* **TASK REQUIREMENTS**:
The records below must be retyped exactly.

* **INFORMATION SHOWN**:

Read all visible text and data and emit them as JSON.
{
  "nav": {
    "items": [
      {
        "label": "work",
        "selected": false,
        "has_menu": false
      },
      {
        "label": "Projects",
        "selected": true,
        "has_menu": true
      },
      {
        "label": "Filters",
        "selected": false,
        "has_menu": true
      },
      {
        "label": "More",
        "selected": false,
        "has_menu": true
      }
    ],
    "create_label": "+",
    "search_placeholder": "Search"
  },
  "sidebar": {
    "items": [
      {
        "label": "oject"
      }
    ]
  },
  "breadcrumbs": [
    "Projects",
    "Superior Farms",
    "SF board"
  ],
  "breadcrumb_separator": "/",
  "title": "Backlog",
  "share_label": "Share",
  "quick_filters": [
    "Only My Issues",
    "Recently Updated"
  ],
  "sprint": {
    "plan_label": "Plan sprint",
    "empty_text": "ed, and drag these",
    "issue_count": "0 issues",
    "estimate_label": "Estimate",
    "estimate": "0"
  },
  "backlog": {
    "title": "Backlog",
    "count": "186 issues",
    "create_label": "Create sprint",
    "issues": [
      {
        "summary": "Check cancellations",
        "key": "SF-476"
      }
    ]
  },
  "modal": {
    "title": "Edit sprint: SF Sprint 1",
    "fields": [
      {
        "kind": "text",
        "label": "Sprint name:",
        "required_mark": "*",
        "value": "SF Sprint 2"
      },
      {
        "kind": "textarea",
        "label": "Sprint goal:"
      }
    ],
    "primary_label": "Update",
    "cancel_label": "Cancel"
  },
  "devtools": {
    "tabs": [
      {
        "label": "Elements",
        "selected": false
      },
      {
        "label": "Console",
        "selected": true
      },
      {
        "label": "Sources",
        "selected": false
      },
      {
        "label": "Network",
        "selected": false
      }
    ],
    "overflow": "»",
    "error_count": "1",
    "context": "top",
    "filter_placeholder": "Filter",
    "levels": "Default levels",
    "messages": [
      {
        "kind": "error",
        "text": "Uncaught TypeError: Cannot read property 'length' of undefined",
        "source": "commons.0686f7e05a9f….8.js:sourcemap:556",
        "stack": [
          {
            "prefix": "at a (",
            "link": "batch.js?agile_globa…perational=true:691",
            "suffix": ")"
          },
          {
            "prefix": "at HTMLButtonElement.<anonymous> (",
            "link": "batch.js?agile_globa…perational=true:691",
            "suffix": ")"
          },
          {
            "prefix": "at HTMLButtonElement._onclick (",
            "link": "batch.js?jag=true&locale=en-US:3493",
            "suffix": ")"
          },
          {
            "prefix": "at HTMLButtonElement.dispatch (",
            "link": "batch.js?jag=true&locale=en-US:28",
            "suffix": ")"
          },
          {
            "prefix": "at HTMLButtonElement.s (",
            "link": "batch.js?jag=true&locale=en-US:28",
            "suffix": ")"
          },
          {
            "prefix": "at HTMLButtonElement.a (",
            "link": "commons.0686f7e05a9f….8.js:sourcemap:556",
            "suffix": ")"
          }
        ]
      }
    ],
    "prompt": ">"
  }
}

* **WRITTEN ANSWER**:
Read all visible text and data and emit them as JSON.
{
  "nav": {
    "items": [
      {
        "label": "work",
        "selected": false,
        "has_menu": false
      },
      {
        "label": "Projects",
        "selected": true,
        "has_menu": true
      },
      {
        "label": "Filters",
        "selected": false,
        "has_menu": true
      },
      {
        "label": "More",
        "selected": false,
        "has_menu": true
      }
    ],
    "create_label": "+",
    "search_placeholder": "Search"
  },
  "sidebar": {
    "items": [
      {
        "label": "oject"
      }
    ]
  },
  "breadcrumbs": [
    "Projects",
    "Superior Farms",
    "SF board"
  ],
  "breadcrumb_separator": "/",
  "title": "Backlog",
  "share_label": "Share",
  "quick_filters": [
    "Only My Issues",
    "Recently Updated"
  ],
  "sprint": {
    "plan_label": "Plan sprint",
    "empty_text": "ed, and drag these",
    "issue_count": "0 issues",
    "estimate_label": "Estimate",
    "estimate": "0"
  },
  "backlog": {
    "title": "Backlog",
    "count": "186 issues",
    "create_label": "Create sprint",
    "issues": [
      {
        "summary": "Check cancellations",
        "key": "SF-476"
      }
    ]
  },
  "modal": {
    "title": "Edit sprint: SF Sprint 1",
    "fields": [
      {
        "kind": "text",
        "label": "Sprint name:",
        "required_mark": "*",
        "value": "SF Sprint 2"
      },
      {
        "kind": "textarea",
        "label": "Sprint goal:"
      }
    ],
    "primary_label": "Update",
    "cancel_label": "Cancel"
  },
  "devtools": {
    "tabs": [
      {
        "label": "Elements",
        "selected": false
      },
      {
        "label": "Console",
        "selected": true
      },
      {
        "label": "Sources",
        "selected": false
      },
      {
        "label": "Network",
        "selected": false
      }
    ],
    "overflow": "»",
    "error_count": "1",
    "context": "top",
    "filter_placeholder": "Filter",
    "levels": "Default levels",
    "messages": [
      {
        "kind": "error",
        "text": "Uncaught TypeError: Cannot read property 'length' of undefined",
        "source": "commons.0686f7e05a9f….8.js:sourcemap:556",
        "stack": [
          {
            "prefix": "at a (",
            "link": "batch.js?agile_globa…perational=true:691",
            "suffix": ")"
          },
          {
            "prefix": "at HTMLButtonElement.<anonymous> (",
            "link": "batch.js?agile_globa…perational=true:691",
            "suffix": ")"
          },
          {
            "prefix": "at HTMLButtonElement._onclick (",
            "link": "batch.js?jag=true&locale=en-US:3493",
            "suffix": ")"
          },
          {
            "prefix": "at HTMLButtonElement.dispatch (",
            "link": "batch.js?jag=true&locale=en-US:28",
            "suffix": ")"
          },
          {
            "prefix": "at HTMLButtonElement.s (",
            "link": "batch.js?jag=true&locale=en-US:28",
            "suffix": ")"
          },
          {
            "prefix": "at HTMLButtonElement.a (",
            "link": "commons.0686f7e05a9f….8.js:sourcemap:556",
            "suffix": ")"
          }
        ]
      }
    ],
    "prompt": ">"
  }
}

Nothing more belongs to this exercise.